» EXERCISE REQUIREMENTS
Identify each line in the records below that contains the word "base", and copy it.

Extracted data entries
++++++++

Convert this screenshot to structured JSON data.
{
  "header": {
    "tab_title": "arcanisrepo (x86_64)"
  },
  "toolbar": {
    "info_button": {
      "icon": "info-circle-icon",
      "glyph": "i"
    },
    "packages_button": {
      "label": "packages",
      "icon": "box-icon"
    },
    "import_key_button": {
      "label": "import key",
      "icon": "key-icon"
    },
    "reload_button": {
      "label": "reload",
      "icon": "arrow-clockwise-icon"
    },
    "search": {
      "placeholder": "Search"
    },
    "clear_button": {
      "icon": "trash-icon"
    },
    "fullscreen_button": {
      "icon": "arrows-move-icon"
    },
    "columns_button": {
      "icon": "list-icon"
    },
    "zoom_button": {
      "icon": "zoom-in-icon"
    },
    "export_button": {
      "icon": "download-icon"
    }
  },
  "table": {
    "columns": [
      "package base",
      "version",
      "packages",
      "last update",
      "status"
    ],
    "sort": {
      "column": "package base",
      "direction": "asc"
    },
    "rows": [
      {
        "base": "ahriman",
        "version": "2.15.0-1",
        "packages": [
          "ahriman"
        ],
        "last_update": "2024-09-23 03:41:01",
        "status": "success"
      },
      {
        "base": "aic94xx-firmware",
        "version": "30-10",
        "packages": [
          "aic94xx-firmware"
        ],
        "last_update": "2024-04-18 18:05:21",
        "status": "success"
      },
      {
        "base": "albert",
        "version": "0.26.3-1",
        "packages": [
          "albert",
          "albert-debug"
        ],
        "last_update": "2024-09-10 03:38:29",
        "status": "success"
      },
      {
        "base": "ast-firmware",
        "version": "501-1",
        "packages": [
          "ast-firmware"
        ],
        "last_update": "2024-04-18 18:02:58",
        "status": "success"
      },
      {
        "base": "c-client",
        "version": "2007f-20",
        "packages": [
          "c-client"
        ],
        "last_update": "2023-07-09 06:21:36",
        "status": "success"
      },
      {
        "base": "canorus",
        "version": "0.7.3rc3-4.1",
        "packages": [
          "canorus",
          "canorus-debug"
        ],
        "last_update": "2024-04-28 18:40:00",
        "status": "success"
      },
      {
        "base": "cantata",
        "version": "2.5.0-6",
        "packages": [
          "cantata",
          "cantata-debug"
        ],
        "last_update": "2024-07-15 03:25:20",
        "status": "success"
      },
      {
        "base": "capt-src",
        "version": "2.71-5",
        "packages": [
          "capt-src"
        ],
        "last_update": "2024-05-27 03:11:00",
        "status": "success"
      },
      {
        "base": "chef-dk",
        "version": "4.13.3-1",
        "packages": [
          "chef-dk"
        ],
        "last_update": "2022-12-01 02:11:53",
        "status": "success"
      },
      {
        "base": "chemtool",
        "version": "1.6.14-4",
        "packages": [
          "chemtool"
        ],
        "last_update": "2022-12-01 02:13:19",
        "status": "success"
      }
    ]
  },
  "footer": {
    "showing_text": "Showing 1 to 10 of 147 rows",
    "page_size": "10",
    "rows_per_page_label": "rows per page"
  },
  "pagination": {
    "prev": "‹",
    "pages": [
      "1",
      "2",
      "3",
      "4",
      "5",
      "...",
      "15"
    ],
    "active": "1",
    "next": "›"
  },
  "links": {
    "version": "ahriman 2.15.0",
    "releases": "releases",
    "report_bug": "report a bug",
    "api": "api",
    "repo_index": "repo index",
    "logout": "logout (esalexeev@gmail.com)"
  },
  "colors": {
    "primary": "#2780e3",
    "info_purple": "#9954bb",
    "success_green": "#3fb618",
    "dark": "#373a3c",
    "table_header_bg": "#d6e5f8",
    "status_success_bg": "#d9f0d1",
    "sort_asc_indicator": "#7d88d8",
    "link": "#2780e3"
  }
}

++++++++

» TASK OUTPUT
      "package base",
      "column": "package base",
        "base": "ahriman",
        "base": "aic94xx-firmware",
        "base": "albert",
        "base": "ast-firmware",
        "base": "c-client",
        "base": "canorus",
        "base": "cantata",
        "base": "capt-src",
        "base": "chef-dk",
        "base": "chemtool",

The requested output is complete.